* [Goal]: Transcribe each record exactly. Include every one.

* [Provided entries]:
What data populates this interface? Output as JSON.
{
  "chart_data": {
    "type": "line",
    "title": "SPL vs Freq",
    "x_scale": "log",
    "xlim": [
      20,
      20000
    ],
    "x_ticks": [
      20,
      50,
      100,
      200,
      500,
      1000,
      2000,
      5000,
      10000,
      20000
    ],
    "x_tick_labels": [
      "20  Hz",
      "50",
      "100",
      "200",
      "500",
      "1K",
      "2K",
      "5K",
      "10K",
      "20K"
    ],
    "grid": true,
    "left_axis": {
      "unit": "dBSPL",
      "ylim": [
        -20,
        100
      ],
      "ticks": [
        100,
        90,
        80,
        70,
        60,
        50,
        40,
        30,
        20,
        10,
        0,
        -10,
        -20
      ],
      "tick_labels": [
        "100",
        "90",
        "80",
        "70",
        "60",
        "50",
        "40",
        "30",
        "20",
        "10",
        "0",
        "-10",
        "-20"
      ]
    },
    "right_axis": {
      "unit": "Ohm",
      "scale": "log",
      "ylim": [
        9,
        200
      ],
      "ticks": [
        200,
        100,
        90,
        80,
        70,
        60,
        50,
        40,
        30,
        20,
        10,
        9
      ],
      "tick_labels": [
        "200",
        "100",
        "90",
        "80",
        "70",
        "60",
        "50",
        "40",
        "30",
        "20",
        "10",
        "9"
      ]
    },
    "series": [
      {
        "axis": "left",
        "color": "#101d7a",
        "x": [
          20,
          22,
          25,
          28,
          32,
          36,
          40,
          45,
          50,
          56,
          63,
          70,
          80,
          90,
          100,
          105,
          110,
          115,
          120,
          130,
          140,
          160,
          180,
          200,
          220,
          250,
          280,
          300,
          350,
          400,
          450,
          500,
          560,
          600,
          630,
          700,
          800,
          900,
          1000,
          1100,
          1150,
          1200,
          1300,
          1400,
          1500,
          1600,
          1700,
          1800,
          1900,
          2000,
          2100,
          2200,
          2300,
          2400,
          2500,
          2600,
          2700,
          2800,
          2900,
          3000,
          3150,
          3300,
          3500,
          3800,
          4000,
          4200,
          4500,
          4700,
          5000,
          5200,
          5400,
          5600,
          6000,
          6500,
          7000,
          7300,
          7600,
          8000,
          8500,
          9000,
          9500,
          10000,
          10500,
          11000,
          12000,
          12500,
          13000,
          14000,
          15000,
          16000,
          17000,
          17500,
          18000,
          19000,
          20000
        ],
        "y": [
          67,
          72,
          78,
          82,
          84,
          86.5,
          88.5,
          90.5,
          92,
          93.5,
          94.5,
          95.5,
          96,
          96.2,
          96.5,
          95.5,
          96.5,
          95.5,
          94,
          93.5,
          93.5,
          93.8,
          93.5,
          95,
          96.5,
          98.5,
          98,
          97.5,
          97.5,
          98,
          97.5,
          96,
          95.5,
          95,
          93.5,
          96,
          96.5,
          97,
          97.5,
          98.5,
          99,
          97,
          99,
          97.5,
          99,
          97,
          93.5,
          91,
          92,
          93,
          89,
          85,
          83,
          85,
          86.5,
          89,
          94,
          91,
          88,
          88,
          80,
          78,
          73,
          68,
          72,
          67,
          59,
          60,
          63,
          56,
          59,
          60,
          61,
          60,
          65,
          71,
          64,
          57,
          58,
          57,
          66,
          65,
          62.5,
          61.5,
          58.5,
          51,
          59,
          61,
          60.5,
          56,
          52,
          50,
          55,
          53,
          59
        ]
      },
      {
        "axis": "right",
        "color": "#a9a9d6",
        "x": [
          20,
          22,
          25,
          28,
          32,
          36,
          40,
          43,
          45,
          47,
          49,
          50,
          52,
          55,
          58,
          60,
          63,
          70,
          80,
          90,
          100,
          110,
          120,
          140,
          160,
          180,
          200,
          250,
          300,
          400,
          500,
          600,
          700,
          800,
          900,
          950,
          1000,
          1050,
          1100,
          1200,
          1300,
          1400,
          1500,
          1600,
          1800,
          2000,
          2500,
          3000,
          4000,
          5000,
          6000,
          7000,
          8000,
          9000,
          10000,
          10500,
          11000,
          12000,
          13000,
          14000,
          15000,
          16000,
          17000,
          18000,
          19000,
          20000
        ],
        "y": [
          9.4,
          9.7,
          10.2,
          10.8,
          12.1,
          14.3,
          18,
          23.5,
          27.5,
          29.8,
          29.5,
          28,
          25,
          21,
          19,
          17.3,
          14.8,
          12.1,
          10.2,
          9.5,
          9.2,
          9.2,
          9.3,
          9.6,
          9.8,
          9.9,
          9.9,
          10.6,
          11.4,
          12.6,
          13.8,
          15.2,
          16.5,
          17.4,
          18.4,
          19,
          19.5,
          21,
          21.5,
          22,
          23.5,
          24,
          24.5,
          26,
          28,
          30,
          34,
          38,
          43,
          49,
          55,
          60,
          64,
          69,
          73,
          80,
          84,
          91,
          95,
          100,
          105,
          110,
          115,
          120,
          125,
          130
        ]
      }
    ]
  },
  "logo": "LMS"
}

* [In response]:
What data populates this interface? Output as JSON.
{
  "chart_data": {
    "type": "line",
    "title": "SPL vs Freq",
    "x_scale": "log",
    "xlim": [
      20,
      20000
    ],
    "x_ticks": [
      20,
      50,
      100,
      200,
      500,
      1000,
      2000,
      5000,
      10000,
      20000
    ],
    "x_tick_labels": [
      "20  Hz",
      "50",
      "100",
      "200",
      "500",
      "1K",
      "2K",
      "5K",
      "10K",
      "20K"
    ],
    "grid": true,
    "left_axis": {
      "unit": "dBSPL",
      "ylim": [
        -20,
        100
      ],
      "ticks": [
        100,
        90,
        80,
        70,
        60,
        50,
        40,
        30,
        20,
        10,
        0,
        -10,
        -20
      ],
      "tick_labels": [
        "100",
        "90",
        "80",
        "70",
        "60",
        "50",
        "40",
        "30",
        "20",
        "10",
        "0",
        "-10",
        "-20"
      ]
    },
    "right_axis": {
      "unit": "Ohm",
      "scale": "log",
      "ylim": [
        9,
        200
      ],
      "ticks": [
        200,
        100,
        90,
        80,
        70,
        60,
        50,
        40,
        30,
        20,
        10,
        9
      ],
      "tick_labels": [
        "200",
        "100",
        "90",
        "80",
        "70",
        "60",
        "50",
        "40",
        "30",
        "20",
        "10",
        "9"
      ]
    },
    "series": [
      {
        "axis": "left",
        "color": "#101d7a",
        "x": [
          20,
          22,
          25,
          28,
          32,
          36,
          40,
          45,
          50,
          56,
          63,
          70,
          80,
          90,
          100,
          105,
          110,
          115,
          120,
          130,
          140,
          160,
          180,
          200,
          220,
          250,
          280,
          300,
          350,
          400,
          450,
          500,
          560,
          600,
          630,
          700,
          800,
          900,
          1000,
          1100,
          1150,
          1200,
          1300,
          1400,
          1500,
          1600,
          1700,
          1800,
          1900,
          2000,
          2100,
          2200,
          2300,
          2400,
          2500,
          2600,
          2700,
          2800,
          2900,
          3000,
          3150,
          3300,
          3500,
          3800,
          4000,
          4200,
          4500,
          4700,
          5000,
          5200,
          5400,
          5600,
          6000,
          6500,
          7000,
          7300,
          7600,
          8000,
          8500,
          9000,
          9500,
          10000,
          10500,
          11000,
          12000,
          12500,
          13000,
          14000,
          15000,
          16000,
          17000,
          17500,
          18000,
          19000,
          20000
        ],
        "y": [
          67,
          72,
          78,
          82,
          84,
          86.5,
          88.5,
          90.5,
          92,
          93.5,
          94.5,
          95.5,
          96,
          96.2,
          96.5,
          95.5,
          96.5,
          95.5,
          94,
          93.5,
          93.5,
          93.8,
          93.5,
          95,
          96.5,
          98.5,
          98,
          97.5,
          97.5,
          98,
          97.5,
          96,
          95.5,
          95,
          93.5,
          96,
          96.5,
          97,
          97.5,
          98.5,
          99,
          97,
          99,
          97.5,
          99,
          97,
          93.5,
          91,
          92,
          93,
          89,
          85,
          83,
          85,
          86.5,
          89,
          94,
          91,
          88,
          88,
          80,
          78,
          73,
          68,
          72,
          67,
          59,
          60,
          63,
          56,
          59,
          60,
          61,
          60,
          65,
          71,
          64,
          57,
          58,
          57,
          66,
          65,
          62.5,
          61.5,
          58.5,
          51,
          59,
          61,
          60.5,
          56,
          52,
          50,
          55,
          53,
          59
        ]
      },
      {
        "axis": "right",
        "color": "#a9a9d6",
        "x": [
          20,
          22,
          25,
          28,
          32,
          36,
          40,
          43,
          45,
          47,
          49,
          50,
          52,
          55,
          58,
          60,
          63,
          70,
          80,
          90,
          100,
          110,
          120,
          140,
          160,
          180,
          200,
          250,
          300,
          400,
          500,
          600,
          700,
          800,
          900,
          950,
          1000,
          1050,
          1100,
          1200,
          1300,
          1400,
          1500,
          1600,
          1800,
          2000,
          2500,
          3000,
          4000,
          5000,
          6000,
          7000,
          8000,
          9000,
          10000,
          10500,
          11000,
          12000,
          13000,
          14000,
          15000,
          16000,
          17000,
          18000,
          19000,
          20000
        ],
        "y": [
          9.4,
          9.7,
          10.2,
          10.8,
          12.1,
          14.3,
          18,
          23.5,
          27.5,
          29.8,
          29.5,
          28,
          25,
          21,
          19,
          17.3,
          14.8,
          12.1,
          10.2,
          9.5,
          9.2,
          9.2,
          9.3,
          9.6,
          9.8,
          9.9,
          9.9,
          10.6,
          11.4,
          12.6,
          13.8,
          15.2,
          16.5,
          17.4,
          18.4,
          19,
          19.5,
          21,
          21.5,
          22,
          23.5,
          24,
          24.5,
          26,
          28,
          30,
          34,
          38,
          43,
          49,
          55,
          60,
          64,
          69,
          73,
          80,
          84,
          91,
          95,
          100,
          105,
          110,
          115,
          120,
          125,
          130
        ]
      }
    ]
  },
  "logo": "LMS"
}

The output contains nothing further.